------ RECORDS
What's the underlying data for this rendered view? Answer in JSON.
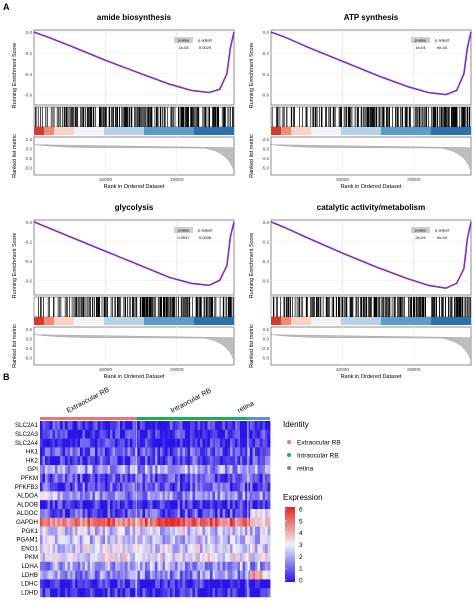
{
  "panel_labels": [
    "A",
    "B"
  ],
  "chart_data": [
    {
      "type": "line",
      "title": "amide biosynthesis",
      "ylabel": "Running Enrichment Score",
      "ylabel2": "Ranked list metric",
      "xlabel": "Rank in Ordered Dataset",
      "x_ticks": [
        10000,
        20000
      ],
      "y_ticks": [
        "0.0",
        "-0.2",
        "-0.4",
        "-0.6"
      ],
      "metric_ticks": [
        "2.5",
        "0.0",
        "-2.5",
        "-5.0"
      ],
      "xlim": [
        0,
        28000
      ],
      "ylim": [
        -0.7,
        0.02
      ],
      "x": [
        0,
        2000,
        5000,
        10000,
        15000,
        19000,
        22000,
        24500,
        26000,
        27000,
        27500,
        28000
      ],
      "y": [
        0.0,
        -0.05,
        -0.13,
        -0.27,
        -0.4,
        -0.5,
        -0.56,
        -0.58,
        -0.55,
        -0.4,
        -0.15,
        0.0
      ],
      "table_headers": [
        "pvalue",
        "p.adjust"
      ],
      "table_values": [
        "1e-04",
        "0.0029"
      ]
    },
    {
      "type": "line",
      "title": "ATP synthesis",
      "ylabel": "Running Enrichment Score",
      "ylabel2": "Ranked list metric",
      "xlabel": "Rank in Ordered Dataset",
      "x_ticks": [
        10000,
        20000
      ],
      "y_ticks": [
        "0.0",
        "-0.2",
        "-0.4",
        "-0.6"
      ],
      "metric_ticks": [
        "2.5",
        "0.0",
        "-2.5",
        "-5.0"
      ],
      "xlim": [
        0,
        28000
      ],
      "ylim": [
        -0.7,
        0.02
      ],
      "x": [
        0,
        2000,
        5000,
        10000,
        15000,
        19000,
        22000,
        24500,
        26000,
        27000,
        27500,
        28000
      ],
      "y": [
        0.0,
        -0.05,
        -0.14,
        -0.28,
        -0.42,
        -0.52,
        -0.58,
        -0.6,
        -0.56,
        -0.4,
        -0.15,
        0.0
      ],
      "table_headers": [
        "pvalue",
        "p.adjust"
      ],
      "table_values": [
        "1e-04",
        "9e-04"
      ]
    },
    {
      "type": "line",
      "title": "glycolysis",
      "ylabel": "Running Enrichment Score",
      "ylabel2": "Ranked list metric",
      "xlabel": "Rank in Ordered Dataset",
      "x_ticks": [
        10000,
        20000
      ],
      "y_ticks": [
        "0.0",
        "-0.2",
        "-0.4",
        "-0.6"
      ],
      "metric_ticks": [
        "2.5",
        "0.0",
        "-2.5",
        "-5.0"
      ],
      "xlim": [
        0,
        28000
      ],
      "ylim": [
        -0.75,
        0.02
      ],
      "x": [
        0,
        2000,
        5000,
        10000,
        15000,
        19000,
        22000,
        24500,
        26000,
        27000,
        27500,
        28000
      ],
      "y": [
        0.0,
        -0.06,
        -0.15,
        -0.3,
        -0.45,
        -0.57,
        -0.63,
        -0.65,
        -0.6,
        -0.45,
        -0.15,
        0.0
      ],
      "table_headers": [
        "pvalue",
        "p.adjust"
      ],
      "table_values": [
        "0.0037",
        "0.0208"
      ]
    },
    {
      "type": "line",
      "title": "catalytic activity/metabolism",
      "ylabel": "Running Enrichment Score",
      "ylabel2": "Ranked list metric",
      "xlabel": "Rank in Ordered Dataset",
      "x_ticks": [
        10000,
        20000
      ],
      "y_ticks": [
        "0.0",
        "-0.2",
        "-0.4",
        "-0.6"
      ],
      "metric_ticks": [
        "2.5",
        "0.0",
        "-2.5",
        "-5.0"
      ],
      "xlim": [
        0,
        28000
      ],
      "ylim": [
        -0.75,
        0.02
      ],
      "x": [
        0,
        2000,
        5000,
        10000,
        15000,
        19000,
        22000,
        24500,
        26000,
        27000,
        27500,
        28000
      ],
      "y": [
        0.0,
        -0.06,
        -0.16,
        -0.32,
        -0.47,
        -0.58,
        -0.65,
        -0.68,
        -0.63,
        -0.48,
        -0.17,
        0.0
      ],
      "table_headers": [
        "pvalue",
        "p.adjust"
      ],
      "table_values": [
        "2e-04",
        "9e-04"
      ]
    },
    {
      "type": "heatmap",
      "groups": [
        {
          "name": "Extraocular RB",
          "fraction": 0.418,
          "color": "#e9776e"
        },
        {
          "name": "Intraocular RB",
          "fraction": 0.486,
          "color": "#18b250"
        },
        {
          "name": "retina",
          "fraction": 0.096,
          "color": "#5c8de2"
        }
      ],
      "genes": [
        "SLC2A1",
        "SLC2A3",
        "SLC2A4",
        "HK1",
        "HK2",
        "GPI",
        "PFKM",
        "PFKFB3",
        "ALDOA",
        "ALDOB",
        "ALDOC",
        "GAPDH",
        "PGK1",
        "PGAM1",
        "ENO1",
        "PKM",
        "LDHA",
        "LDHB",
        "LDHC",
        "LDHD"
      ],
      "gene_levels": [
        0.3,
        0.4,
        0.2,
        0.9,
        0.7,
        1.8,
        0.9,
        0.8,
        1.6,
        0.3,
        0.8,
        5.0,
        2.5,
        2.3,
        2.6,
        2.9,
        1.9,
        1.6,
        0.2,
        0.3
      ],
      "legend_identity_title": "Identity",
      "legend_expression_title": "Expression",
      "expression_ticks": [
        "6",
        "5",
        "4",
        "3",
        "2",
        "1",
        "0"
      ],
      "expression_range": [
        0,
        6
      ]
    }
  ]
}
------------
- _WHAT IS EXPECTED_
From the material above, copy every line where the word "fraction" is found.

- _WRITTEN SOLUTION_
          "fraction": 0.418,
          "fraction": 0.486,
          "fraction": 0.096,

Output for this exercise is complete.